Es difícil pronosticar lo que nos dejará en la memoria, en algún lugar recóndito de nuestro ser, cada libro que leemos. A priori es impredecible. Hace años leí la novela de una autora hindú de la que recordaba vagamente su nombre, y el título de la obra lo había olvidado. He tenido que buscar en mi ordenador la ficha que hice del libro en su momento. Recordaba vívidamente, sin embargo, una pequeña anécdota que se narraba dentro del marco general del argumento. Olvidé la historia, recordé el detalle, resumo la anécdota que viene al pelo con el tema de este artículo.
Tenía un señor dos hijos gemelos: Pete y Stuart. Pete era optimista y Stuart, pesimista. El día en que cumplieron trece años, su padre le regaló a Stuart, el pesimista, un espléndido reloj, una caja de carpintero llena de herramientas y una bicicleta. A Pete, el optimista, le llenó su cuarto de estiércol de caballo.
Cuando Stuart abrió sus regalos quedó insatisfecho y se pasó toda la mañana refunfuñando: no le hacía ilusión la caja de herramientas de carpintero, el reloj no le agradaba y las llantas de la bicicleta no eran las deseadas. Tras soportar a Stuart, el padre fue al cuarto de Pete, el optimista, a buscarlo y ver cuál había sido su reacción; abrió la puerta del cuarto lleno de estiércol y no logró verlo, pero sí oía excavar frenéticamente y jadear por el esfuerzo. Las boñigas de caballo volaban por los aires.
¡Por Dios bendito! ¿Qué estás haciendo? -gritó el padre.
De entre el estiércol surgió la voz de Pete que contestó:
— Es que, si hay tanta mierda, en algún sitio tiene que haber un pony.
Sin duda Pete tenía razón. Entre toda la mierda que a diario nos inunda, para los optimistas, siempre hay un pony.
¿Se nace pesimista o se aprende? ¿El optimismo lo podemos educar? La modernidad nos ha enseñado la disyunción como punto de arranque: o blanco o negro. A la modernidad le interesa la distinción cartesiana, plena; si además se es español, la raza, me temo, refuerza la distorsión de partida: “¿Vino o cerveza?”, “¿Barça o Madrid?”, “¿Derecha o izquierda?”, “¿Trabajas o estudias?”... El temperamento, lo heredado de nuestros padres, influye, pero me insisten en que el optimismo y el pesimismo se aprenden en la infancia y, por tanto, se pueden enseñar o reeducar. Quienes han investigado a fondo el asunto afirman que son las madres quienes más influyen en nuestra visión futura de la realidad. Todos, me temo, somos pesimistas y optimistas, dependiendo según, cómo, con quién y cuándo. Y veces habrá que, ante tanta mierda, en nuestra circunstancia, el mal olor nos haga desistir de buscar el pony que está oculto en la esquina de la vida. Lo deseable será el justo medio, sin duda, el equilibrio, la homeostasis... ¡o no!

Datos
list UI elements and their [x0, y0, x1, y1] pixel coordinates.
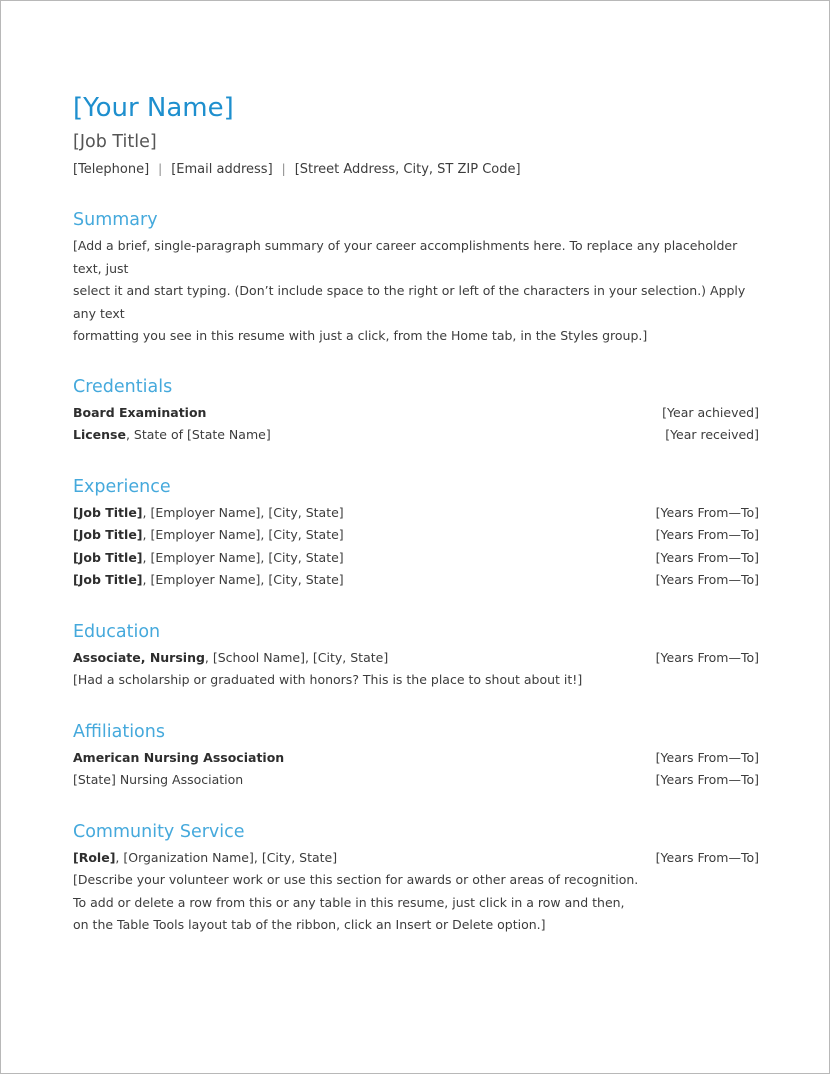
==
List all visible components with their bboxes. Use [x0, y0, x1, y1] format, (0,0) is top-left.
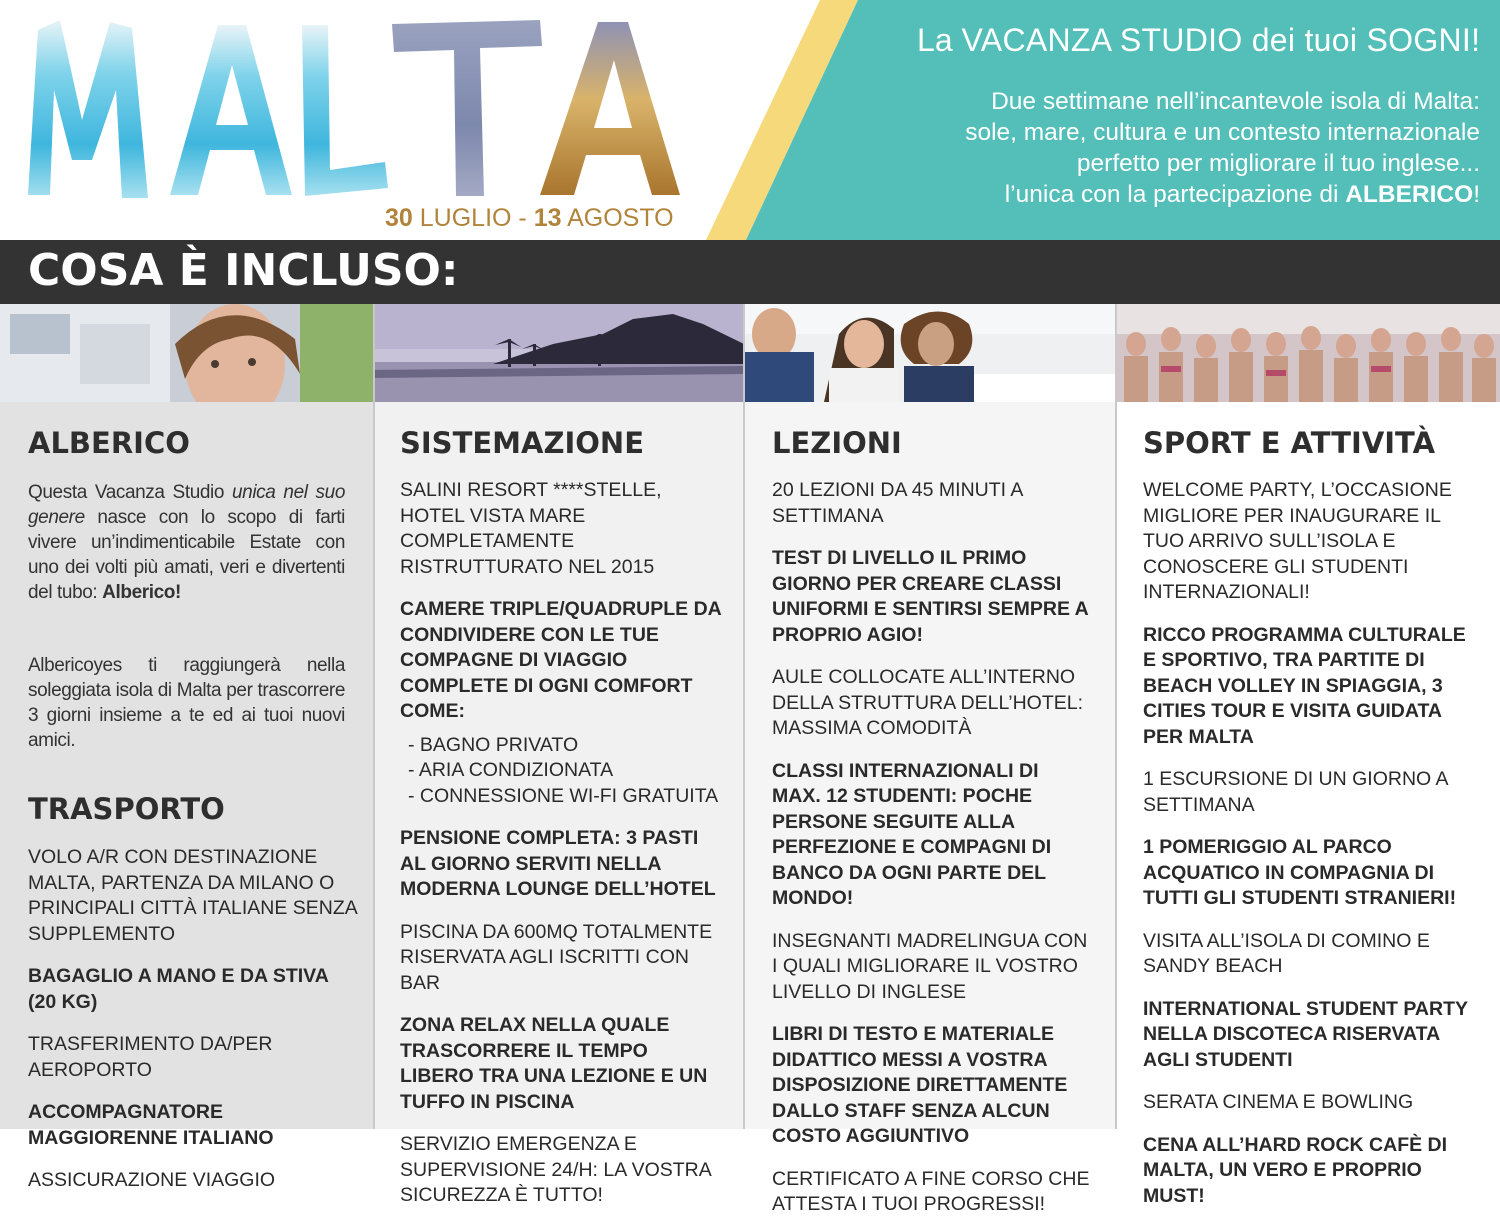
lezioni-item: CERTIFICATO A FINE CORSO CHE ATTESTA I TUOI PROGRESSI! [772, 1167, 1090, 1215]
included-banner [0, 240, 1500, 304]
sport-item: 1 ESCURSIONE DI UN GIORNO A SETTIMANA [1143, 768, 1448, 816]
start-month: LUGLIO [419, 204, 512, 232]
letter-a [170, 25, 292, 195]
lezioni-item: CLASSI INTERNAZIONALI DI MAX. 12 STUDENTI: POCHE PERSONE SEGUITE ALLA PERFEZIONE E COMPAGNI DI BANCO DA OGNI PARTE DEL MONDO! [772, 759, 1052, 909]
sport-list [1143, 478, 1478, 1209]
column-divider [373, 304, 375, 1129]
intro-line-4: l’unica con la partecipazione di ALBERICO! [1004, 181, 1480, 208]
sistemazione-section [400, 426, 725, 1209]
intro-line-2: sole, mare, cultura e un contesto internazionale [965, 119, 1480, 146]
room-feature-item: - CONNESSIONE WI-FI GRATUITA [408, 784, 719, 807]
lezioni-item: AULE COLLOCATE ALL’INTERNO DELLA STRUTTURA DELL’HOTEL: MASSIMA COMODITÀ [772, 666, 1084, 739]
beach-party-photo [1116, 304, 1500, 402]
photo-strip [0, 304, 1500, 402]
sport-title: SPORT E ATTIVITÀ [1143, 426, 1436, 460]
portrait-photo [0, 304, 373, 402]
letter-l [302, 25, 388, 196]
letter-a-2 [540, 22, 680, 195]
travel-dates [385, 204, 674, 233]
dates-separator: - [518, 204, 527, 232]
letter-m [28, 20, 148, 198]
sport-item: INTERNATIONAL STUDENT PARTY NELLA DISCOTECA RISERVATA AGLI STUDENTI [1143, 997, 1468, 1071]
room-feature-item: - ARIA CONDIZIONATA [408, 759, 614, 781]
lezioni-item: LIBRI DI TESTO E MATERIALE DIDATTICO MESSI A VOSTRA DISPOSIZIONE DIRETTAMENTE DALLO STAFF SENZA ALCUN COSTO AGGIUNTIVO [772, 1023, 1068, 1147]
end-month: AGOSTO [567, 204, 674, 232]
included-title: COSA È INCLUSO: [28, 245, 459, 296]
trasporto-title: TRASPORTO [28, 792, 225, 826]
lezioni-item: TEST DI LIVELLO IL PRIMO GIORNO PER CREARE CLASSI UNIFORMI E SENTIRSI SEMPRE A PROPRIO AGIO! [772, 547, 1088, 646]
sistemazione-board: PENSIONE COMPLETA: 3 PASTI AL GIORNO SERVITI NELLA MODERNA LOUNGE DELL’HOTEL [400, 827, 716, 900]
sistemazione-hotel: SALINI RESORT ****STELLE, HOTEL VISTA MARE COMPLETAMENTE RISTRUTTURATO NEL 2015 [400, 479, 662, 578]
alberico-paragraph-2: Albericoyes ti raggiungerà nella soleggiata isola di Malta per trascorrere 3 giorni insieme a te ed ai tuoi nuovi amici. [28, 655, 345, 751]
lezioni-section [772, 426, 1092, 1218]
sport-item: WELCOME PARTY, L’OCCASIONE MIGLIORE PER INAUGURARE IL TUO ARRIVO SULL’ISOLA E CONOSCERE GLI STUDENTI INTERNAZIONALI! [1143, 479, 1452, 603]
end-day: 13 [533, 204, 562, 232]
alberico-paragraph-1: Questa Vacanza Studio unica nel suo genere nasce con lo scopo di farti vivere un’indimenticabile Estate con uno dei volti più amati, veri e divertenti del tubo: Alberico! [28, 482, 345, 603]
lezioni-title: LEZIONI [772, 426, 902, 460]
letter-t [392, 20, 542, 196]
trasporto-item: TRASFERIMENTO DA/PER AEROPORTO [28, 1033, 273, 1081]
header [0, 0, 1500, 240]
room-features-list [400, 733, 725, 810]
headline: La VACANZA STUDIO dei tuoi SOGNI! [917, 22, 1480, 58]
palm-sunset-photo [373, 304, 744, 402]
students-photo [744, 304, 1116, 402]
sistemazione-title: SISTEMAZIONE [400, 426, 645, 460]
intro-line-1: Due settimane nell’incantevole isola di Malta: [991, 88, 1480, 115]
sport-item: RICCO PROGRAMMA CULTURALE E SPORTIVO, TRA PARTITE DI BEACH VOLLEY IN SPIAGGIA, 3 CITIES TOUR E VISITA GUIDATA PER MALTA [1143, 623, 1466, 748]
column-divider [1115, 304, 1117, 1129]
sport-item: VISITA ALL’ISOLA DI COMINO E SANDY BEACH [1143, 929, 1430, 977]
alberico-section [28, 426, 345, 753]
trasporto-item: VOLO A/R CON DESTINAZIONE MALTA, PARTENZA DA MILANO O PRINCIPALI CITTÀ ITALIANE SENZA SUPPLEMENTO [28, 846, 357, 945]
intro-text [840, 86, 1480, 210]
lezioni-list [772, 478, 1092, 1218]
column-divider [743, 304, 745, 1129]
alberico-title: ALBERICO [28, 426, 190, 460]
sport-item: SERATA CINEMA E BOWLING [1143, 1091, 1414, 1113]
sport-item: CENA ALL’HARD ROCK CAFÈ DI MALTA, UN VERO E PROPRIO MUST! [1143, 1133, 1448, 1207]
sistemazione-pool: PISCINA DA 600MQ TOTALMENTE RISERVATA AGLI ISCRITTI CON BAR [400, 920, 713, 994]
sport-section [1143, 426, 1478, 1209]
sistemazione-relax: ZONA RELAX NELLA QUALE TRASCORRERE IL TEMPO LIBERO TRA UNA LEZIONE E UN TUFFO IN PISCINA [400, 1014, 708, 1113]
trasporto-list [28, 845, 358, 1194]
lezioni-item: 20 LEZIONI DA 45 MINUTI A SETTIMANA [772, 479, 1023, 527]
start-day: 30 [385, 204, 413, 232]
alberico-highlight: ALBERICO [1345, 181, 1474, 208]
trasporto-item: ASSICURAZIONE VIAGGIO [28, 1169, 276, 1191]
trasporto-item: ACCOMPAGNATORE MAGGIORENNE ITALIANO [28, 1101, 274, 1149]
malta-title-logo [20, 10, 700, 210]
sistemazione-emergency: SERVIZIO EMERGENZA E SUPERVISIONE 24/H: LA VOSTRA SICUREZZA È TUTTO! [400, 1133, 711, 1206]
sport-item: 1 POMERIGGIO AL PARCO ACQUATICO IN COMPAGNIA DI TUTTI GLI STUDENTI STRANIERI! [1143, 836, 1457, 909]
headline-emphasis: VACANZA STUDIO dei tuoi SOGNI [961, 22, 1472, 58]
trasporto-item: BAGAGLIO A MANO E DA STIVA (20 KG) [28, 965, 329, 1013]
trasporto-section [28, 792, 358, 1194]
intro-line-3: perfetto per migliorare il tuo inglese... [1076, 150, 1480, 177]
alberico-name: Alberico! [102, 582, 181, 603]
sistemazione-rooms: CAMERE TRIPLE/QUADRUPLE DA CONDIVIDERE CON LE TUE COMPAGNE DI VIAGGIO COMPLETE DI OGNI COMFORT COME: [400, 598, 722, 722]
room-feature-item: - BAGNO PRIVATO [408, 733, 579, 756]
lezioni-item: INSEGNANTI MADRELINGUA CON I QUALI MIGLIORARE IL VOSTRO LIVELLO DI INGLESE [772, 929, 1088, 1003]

Tareas pendientes
1 > Conteste las siguientes preguntas sobre el texto acerca del optimismo, con una respuesta por línea marcada con la misma letra:
(a) ¿Qué le regaló el padre a Stuart el día en que cumplió trece años?
(b) ¿Qué respondió Pete cuando su padre le preguntó qué estaba haciendo?
(c) Según quienes han investigado a fondo el asunto, ¿quiénes influyen más en nuestra visión futura de la realidad?
2 > Resuma en dos oraciones el texto acerca del optimismo.

Respuestas por tarea
1 >
(a) Un espléndido reloj, una caja de carpintero llena de herramientas y una bicicleta.
(b) «Es que, si hay tanta mierda, en algún sitio tiene que haber un pony».
(c) Las madres.

2 > El texto recupera una anécdota de una novela en la que un padre regala a su hijo pesimista, Stuart, un reloj, herramientas y una bicicleta que no lo satisfacen, mientras que llena de estiércol el cuarto de Pete, el optimista, que se pone a excavar convencido de que en algún sitio tiene que haber un pony. A partir de ella se pregunta si el optimismo y el pesimismo se aprenden, y recoge que se adquieren en la infancia, que las madres son quienes más influyen y que todos somos pesimistas y optimistas según las circunstancias.